* START The records *

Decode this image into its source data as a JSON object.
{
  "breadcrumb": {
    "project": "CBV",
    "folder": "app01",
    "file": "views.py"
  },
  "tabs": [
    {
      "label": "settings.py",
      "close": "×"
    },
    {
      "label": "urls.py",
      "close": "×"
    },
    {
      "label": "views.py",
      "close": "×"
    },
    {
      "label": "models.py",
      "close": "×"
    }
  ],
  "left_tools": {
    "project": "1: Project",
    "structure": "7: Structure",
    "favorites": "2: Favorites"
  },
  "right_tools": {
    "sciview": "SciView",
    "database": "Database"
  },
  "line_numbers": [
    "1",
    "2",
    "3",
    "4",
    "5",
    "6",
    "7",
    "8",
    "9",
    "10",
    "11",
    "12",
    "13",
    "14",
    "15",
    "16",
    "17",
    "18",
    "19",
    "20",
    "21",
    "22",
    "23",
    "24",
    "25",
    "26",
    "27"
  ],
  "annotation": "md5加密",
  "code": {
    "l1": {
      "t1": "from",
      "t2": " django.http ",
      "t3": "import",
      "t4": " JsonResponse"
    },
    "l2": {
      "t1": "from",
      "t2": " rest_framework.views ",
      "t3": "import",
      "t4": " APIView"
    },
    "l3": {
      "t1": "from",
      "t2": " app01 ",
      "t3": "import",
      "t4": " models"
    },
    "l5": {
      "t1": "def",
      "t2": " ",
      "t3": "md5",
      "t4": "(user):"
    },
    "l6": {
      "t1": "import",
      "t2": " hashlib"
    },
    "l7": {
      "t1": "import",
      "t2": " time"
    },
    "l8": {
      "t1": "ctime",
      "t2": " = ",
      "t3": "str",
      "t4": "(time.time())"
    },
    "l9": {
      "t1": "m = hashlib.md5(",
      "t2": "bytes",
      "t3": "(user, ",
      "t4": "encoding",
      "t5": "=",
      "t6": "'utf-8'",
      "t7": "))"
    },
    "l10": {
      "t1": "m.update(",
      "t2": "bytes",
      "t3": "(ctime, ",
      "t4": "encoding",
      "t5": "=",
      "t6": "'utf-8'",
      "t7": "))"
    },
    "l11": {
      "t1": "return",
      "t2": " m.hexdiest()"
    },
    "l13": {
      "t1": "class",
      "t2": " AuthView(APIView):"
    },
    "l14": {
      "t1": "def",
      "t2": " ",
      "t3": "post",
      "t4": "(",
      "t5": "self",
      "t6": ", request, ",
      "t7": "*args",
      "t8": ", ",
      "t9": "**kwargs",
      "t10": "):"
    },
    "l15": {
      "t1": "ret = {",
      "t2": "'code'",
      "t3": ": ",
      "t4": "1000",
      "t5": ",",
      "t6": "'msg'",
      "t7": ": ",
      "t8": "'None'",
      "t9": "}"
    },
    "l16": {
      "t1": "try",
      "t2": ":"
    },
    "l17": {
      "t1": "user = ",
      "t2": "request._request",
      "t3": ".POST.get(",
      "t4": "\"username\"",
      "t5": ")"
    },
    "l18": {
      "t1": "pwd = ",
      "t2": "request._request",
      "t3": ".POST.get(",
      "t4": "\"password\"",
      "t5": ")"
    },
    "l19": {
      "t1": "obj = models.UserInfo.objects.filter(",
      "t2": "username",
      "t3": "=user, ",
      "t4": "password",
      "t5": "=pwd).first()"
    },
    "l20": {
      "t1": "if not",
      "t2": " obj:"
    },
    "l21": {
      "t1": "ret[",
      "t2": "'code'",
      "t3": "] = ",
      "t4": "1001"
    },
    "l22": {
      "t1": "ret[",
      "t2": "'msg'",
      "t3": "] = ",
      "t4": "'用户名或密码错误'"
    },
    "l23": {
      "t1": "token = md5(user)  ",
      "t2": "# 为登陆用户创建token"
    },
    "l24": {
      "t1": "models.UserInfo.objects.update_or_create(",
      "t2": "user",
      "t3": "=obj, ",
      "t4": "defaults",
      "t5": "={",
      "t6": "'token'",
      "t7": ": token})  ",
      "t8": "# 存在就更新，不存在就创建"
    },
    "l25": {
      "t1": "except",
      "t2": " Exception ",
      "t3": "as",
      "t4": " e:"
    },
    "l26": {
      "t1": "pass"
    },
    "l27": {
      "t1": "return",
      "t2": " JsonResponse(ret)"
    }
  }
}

* END The records *

### What is required
In the entries above, find lines with "objects" and copy each.

### Answer below
      "t1": "obj = models.UserInfo.objects.filter(",
      "t1": "models.UserInfo.objects.update_or_create(",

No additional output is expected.